Records —
** begin **

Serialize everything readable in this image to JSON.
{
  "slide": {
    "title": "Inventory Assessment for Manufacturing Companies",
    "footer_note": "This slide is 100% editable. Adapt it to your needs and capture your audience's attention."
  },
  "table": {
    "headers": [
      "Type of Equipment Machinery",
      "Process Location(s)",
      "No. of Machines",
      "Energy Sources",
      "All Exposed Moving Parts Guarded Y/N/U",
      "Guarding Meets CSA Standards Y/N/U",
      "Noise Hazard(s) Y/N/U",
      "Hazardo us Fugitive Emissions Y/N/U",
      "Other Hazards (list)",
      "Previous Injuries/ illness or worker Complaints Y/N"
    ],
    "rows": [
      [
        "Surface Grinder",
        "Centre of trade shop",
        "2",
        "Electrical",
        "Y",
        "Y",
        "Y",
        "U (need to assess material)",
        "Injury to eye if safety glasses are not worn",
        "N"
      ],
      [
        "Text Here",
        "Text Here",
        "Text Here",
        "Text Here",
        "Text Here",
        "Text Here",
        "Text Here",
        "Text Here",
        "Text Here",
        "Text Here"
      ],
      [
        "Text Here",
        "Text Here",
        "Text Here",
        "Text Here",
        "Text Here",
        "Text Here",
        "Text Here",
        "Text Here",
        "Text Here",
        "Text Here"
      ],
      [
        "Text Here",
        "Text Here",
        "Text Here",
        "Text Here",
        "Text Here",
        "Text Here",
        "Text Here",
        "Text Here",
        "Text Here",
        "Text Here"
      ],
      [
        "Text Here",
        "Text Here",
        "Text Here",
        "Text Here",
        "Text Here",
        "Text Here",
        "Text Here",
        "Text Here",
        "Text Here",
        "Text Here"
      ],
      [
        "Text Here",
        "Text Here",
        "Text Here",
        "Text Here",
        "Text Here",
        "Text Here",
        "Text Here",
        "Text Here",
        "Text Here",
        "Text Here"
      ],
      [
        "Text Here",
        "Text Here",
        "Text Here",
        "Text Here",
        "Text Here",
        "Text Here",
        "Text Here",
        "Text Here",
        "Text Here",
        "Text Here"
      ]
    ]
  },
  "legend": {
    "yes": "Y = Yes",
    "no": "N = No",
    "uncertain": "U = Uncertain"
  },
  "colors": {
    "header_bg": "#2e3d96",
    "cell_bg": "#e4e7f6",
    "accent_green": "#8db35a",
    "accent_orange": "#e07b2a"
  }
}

** end **
** begin **

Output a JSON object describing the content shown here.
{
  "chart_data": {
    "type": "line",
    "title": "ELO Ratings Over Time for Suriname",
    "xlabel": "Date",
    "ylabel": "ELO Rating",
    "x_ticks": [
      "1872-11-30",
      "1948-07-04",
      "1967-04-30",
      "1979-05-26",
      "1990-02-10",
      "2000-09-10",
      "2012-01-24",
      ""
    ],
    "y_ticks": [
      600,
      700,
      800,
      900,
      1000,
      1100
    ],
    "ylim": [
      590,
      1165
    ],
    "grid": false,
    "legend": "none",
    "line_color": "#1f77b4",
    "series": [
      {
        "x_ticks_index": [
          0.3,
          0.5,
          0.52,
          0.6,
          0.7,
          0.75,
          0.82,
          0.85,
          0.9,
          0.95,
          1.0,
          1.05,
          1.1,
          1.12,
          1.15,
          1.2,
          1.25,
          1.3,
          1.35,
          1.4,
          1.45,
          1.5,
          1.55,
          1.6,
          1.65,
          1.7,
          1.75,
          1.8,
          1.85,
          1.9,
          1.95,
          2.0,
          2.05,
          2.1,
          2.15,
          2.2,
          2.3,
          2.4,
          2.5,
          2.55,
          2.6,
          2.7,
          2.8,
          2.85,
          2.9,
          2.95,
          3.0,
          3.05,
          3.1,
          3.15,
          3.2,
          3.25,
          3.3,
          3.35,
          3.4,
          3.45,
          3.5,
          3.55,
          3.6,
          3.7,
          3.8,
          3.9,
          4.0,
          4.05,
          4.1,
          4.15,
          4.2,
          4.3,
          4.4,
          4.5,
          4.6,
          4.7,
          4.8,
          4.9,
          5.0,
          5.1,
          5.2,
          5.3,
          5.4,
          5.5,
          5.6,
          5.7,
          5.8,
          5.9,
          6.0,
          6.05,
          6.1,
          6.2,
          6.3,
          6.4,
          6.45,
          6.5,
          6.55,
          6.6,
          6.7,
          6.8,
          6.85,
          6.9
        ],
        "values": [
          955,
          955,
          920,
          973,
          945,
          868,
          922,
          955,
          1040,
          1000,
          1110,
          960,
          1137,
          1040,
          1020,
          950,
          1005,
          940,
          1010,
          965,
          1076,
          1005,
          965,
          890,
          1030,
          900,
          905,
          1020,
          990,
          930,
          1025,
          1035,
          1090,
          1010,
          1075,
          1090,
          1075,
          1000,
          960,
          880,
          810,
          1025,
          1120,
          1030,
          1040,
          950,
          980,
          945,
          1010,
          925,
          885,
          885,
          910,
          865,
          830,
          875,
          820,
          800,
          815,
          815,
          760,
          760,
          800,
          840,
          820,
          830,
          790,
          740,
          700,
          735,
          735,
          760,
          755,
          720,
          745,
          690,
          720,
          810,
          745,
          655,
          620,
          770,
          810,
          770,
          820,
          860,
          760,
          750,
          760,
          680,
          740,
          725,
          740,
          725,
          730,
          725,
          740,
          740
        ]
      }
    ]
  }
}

** end **

Set task —
Tell how many lines above contain the word "slide". Give the number alone.

Output of the task —
2